» **GIVEN EXERCISE**: Omit the pictures and output every entry below exactly as written.

» **LISTING**:
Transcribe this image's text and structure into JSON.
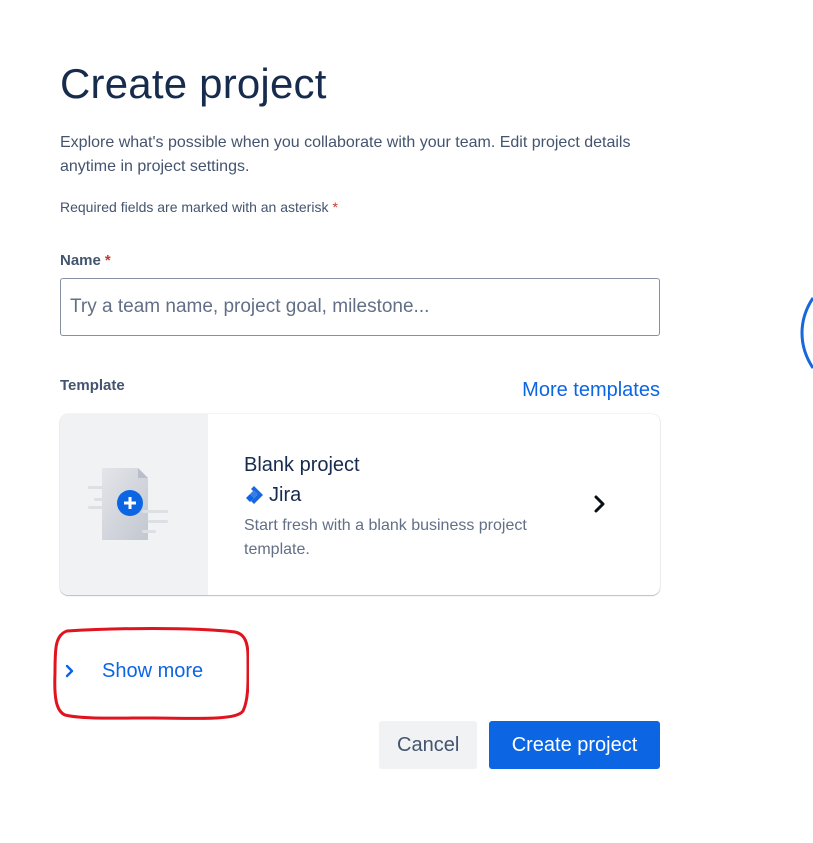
{
  "page": {
    "title": "Create project",
    "description": "Explore what's possible when you collaborate with your team. Edit project details anytime in project settings.",
    "required_note": "Required fields are marked with an asterisk",
    "asterisk": "*"
  },
  "form": {
    "name_label": "Name",
    "name_value": "",
    "name_placeholder": "Try a team name, project goal, milestone...",
    "template_label": "Template",
    "more_templates_link": "More templates"
  },
  "template_card": {
    "title": "Blank project",
    "product": "Jira",
    "description": "Start fresh with a blank business project template.",
    "thumbnail_icon": "blank-document-plus-icon",
    "product_icon": "jira-logo-icon",
    "action_icon": "chevron-right-icon"
  },
  "show_more": {
    "label": "Show more",
    "icon": "chevron-right-icon"
  },
  "actions": {
    "cancel_label": "Cancel",
    "create_label": "Create project"
  },
  "colors": {
    "primary": "#0c66e4",
    "text": "#172b4d",
    "subtle_text": "#44546f",
    "required": "#c9372c",
    "annotation": "#e0141e"
  }
}
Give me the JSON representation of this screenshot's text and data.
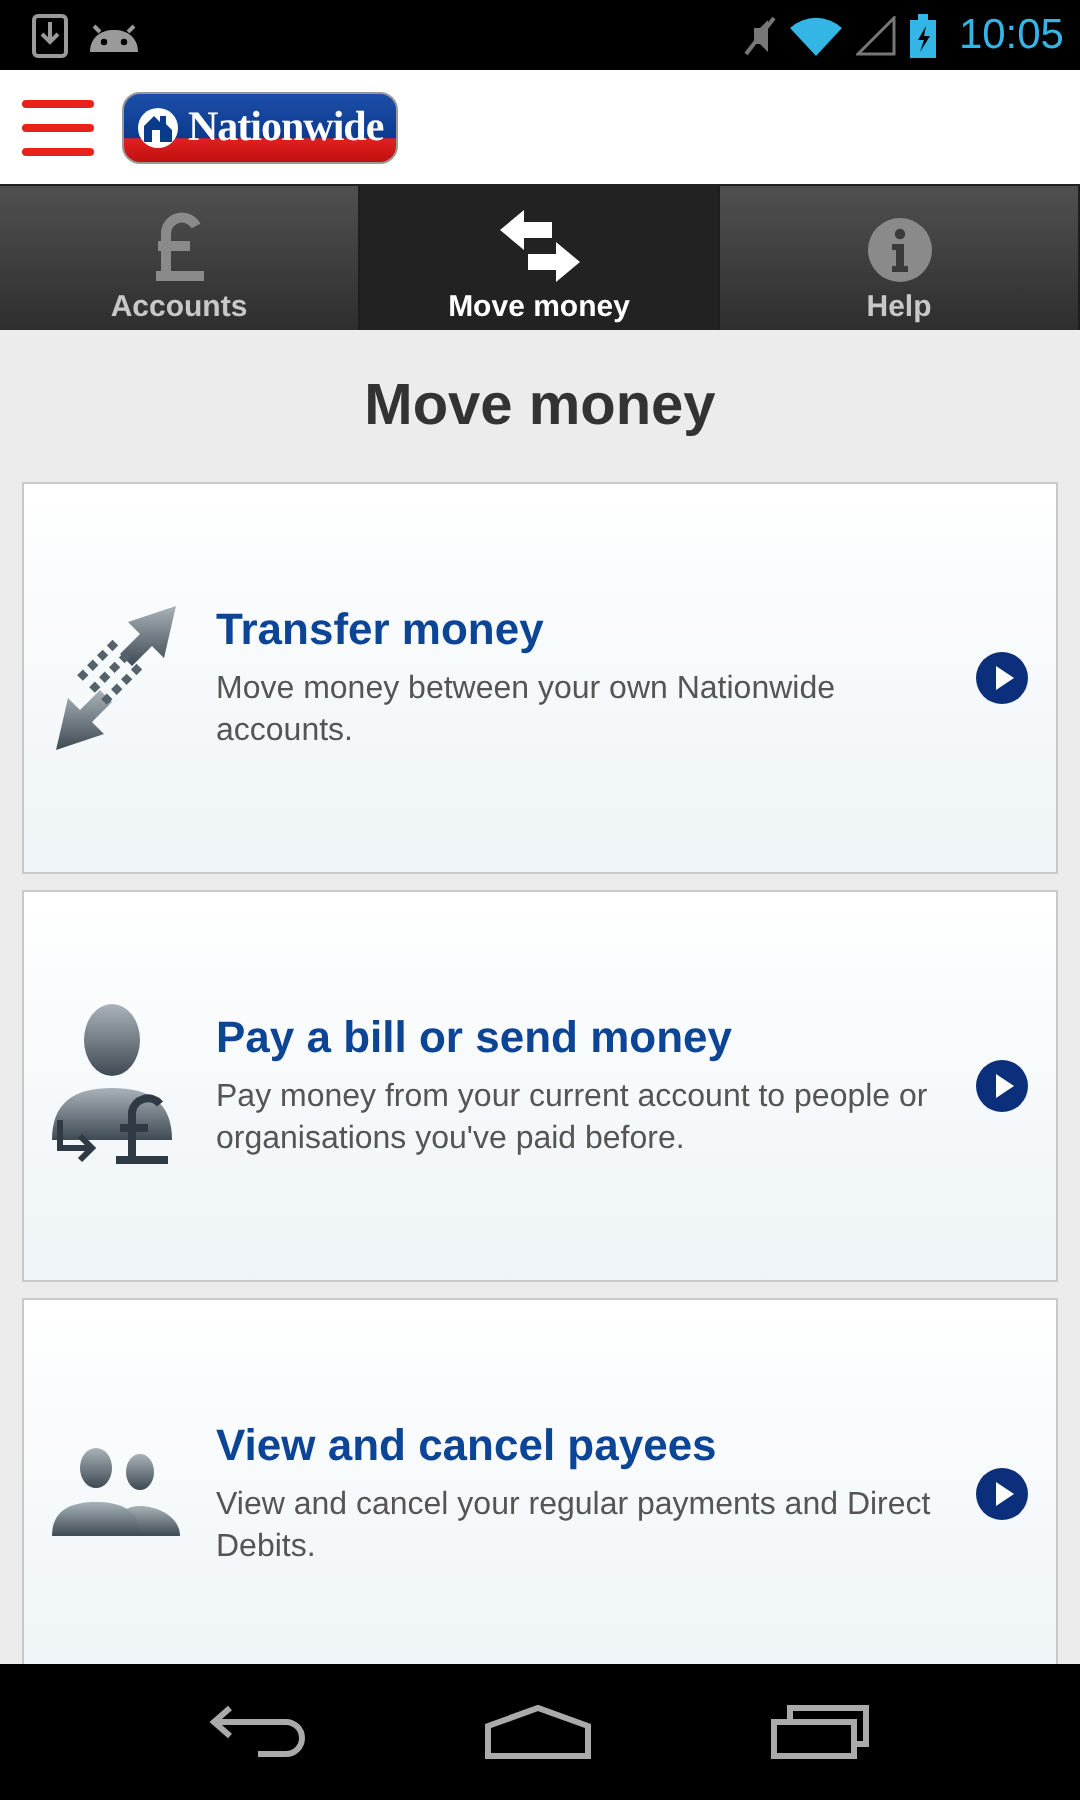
{
  "status_bar": {
    "time": "10:05"
  },
  "header": {
    "logo_text": "Nationwide"
  },
  "tabs": [
    {
      "label": "Accounts",
      "kind": "pound",
      "selected": false
    },
    {
      "label": "Move money",
      "kind": "swap",
      "selected": true
    },
    {
      "label": "Help",
      "kind": "info",
      "selected": false
    }
  ],
  "page_title": "Move money",
  "options": [
    {
      "kind": "transfer",
      "title": "Transfer money",
      "description": "Move money between your own Nationwide accounts."
    },
    {
      "kind": "payee",
      "title": "Pay a bill or send money",
      "description": "Pay money from your current account to people or organisations you've paid before."
    },
    {
      "kind": "payees",
      "title": "View and cancel payees",
      "description": "View and cancel your regular payments and Direct Debits."
    }
  ]
}
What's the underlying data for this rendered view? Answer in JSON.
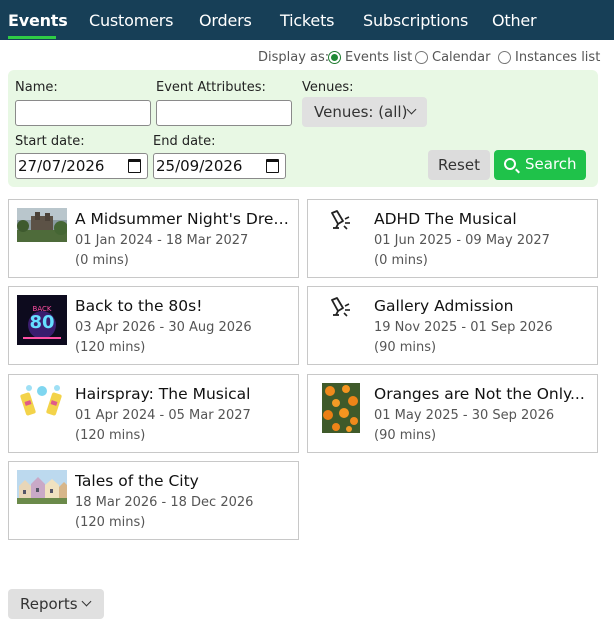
{
  "nav": {
    "tabs": [
      {
        "label": "Events",
        "active": true
      },
      {
        "label": "Customers",
        "active": false
      },
      {
        "label": "Orders",
        "active": false
      },
      {
        "label": "Tickets",
        "active": false
      },
      {
        "label": "Subscriptions",
        "active": false
      },
      {
        "label": "Other",
        "active": false
      }
    ]
  },
  "display_as": {
    "label": "Display as:",
    "options": [
      {
        "label": "Events list",
        "selected": true
      },
      {
        "label": "Calendar",
        "selected": false
      },
      {
        "label": "Instances list",
        "selected": false
      }
    ]
  },
  "filters": {
    "name_label": "Name:",
    "name_value": "",
    "attributes_label": "Event Attributes:",
    "attributes_value": "",
    "venues_label": "Venues:",
    "venues_value": "Venues: (all)",
    "start_label": "Start date:",
    "start_value": "27/07/2026",
    "end_label": "End date:",
    "end_value": "25/09/2026",
    "reset_label": "Reset",
    "search_label": "Search"
  },
  "events": [
    {
      "title": "A Midsummer Night's Dream",
      "dates": "01 Jan 2024 - 18 Mar 2027",
      "duration": "(0 mins)",
      "icon": "image-castle"
    },
    {
      "title": "ADHD The Musical",
      "dates": "01 Jun 2025 - 09 May 2027",
      "duration": "(0 mins)",
      "icon": "spotlight-icon"
    },
    {
      "title": "Back to the 80s!",
      "dates": "03 Apr 2026 - 30 Aug 2026",
      "duration": "(120 mins)",
      "icon": "image-80s"
    },
    {
      "title": "Gallery Admission",
      "dates": "19 Nov 2025 - 01 Sep 2026",
      "duration": "(90 mins)",
      "icon": "spotlight-icon"
    },
    {
      "title": "Hairspray: The Musical",
      "dates": "01 Apr 2024 - 05 Mar 2027",
      "duration": "(120 mins)",
      "icon": "image-hairspray"
    },
    {
      "title": "Oranges are Not the Only...",
      "dates": "01 May 2025 - 30 Sep 2026",
      "duration": "(90 mins)",
      "icon": "image-oranges"
    },
    {
      "title": "Tales of the City",
      "dates": "18 Mar 2026 - 18 Dec 2026",
      "duration": "(120 mins)",
      "icon": "image-houses"
    }
  ],
  "reports": {
    "label": "Reports"
  },
  "colors": {
    "nav_bg": "#173f57",
    "accent": "#2fcc45",
    "search_btn": "#1fc24a",
    "filter_bg": "#e8f8e4"
  }
}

» **EXPECTED OUTPUT**:
Transcribe this image's text and structure into JSON.
{
  "page": {
    "title": "Create project",
    "description": "Explore what's possible when you collaborate with your team. Edit project details anytime in project settings.",
    "required_note": "Required fields are marked with an asterisk",
    "asterisk": "*"
  },
  "form": {
    "name_label": "Name",
    "name_value": "",
    "name_placeholder": "Try a team name, project goal, milestone...",
    "template_label": "Template",
    "more_templates_link": "More templates"
  },
  "template_card": {
    "title": "Blank project",
    "product": "Jira",
    "description": "Start fresh with a blank business project template.",
    "thumbnail_icon": "blank-document-plus-icon",
    "product_icon": "jira-logo-icon",
    "action_icon": "chevron-right-icon"
  },
  "show_more": {
    "label": "Show more",
    "icon": "chevron-right-icon"
  },
  "actions": {
    "cancel_label": "Cancel",
    "create_label": "Create project"
  },
  "colors": {
    "primary": "#0c66e4",
    "text": "#172b4d",
    "subtle_text": "#44546f",
    "required": "#c9372c",
    "annotation": "#e0141e"
  }
}
Give me the JSON representation of this screenshot's text and data.
{
  "status_bar": {
    "time": "10:05"
  },
  "header": {
    "logo_text": "Nationwide"
  },
  "tabs": [
    {
      "label": "Accounts",
      "kind": "pound",
      "selected": false
    },
    {
      "label": "Move money",
      "kind": "swap",
      "selected": true
    },
    {
      "label": "Help",
      "kind": "info",
      "selected": false
    }
  ],
  "page_title": "Move money",
  "options": [
    {
      "kind": "transfer",
      "title": "Transfer money",
      "description": "Move money between your own Nationwide accounts."
    },
    {
      "kind": "payee",
      "title": "Pay a bill or send money",
      "description": "Pay money from your current account to people or organisations you've paid before."
    },
    {
      "kind": "payees",
      "title": "View and cancel payees",
      "description": "View and cancel your regular payments and Direct Debits."
    }
  ]
}
What's the underlying data for this rendered view? Answer in JSON.
{
  "nav": {
    "tabs": [
      {
        "label": "Events",
        "active": true
      },
      {
        "label": "Customers",
        "active": false
      },
      {
        "label": "Orders",
        "active": false
      },
      {
        "label": "Tickets",
        "active": false
      },
      {
        "label": "Subscriptions",
        "active": false
      },
      {
        "label": "Other",
        "active": false
      }
    ]
  },
  "display_as": {
    "label": "Display as:",
    "options": [
      {
        "label": "Events list",
        "selected": true
      },
      {
        "label": "Calendar",
        "selected": false
      },
      {
        "label": "Instances list",
        "selected": false
      }
    ]
  },
  "filters": {
    "name_label": "Name:",
    "name_value": "",
    "attributes_label": "Event Attributes:",
    "attributes_value": "",
    "venues_label": "Venues:",
    "venues_value": "Venues: (all)",
    "start_label": "Start date:",
    "start_value": "27/07/2026",
    "end_label": "End date:",
    "end_value": "25/09/2026",
    "reset_label": "Reset",
    "search_label": "Search"
  },
  "events": [
    {
      "title": "A Midsummer Night's Dream",
      "dates": "01 Jan 2024 - 18 Mar 2027",
      "duration": "(0 mins)",
      "icon": "image-castle"
    },
    {
      "title": "ADHD The Musical",
      "dates": "01 Jun 2025 - 09 May 2027",
      "duration": "(0 mins)",
      "icon": "spotlight-icon"
    },
    {
      "title": "Back to the 80s!",
      "dates": "03 Apr 2026 - 30 Aug 2026",
      "duration": "(120 mins)",
      "icon": "image-80s"
    },
    {
      "title": "Gallery Admission",
      "dates": "19 Nov 2025 - 01 Sep 2026",
      "duration": "(90 mins)",
      "icon": "spotlight-icon"
    },
    {
      "title": "Hairspray: The Musical",
      "dates": "01 Apr 2024 - 05 Mar 2027",
      "duration": "(120 mins)",
      "icon": "image-hairspray"
    },
    {
      "title": "Oranges are Not the Only...",
      "dates": "01 May 2025 - 30 Sep 2026",
      "duration": "(90 mins)",
      "icon": "image-oranges"
    },
    {
      "title": "Tales of the City",
      "dates": "18 Mar 2026 - 18 Dec 2026",
      "duration": "(120 mins)",
      "icon": "image-houses"
    }
  ],
  "reports": {
    "label": "Reports"
  },
  "colors": {
    "nav_bg": "#173f57",
    "accent": "#2fcc45",
    "search_btn": "#1fc24a",
    "filter_bg": "#e8f8e4"
  }
}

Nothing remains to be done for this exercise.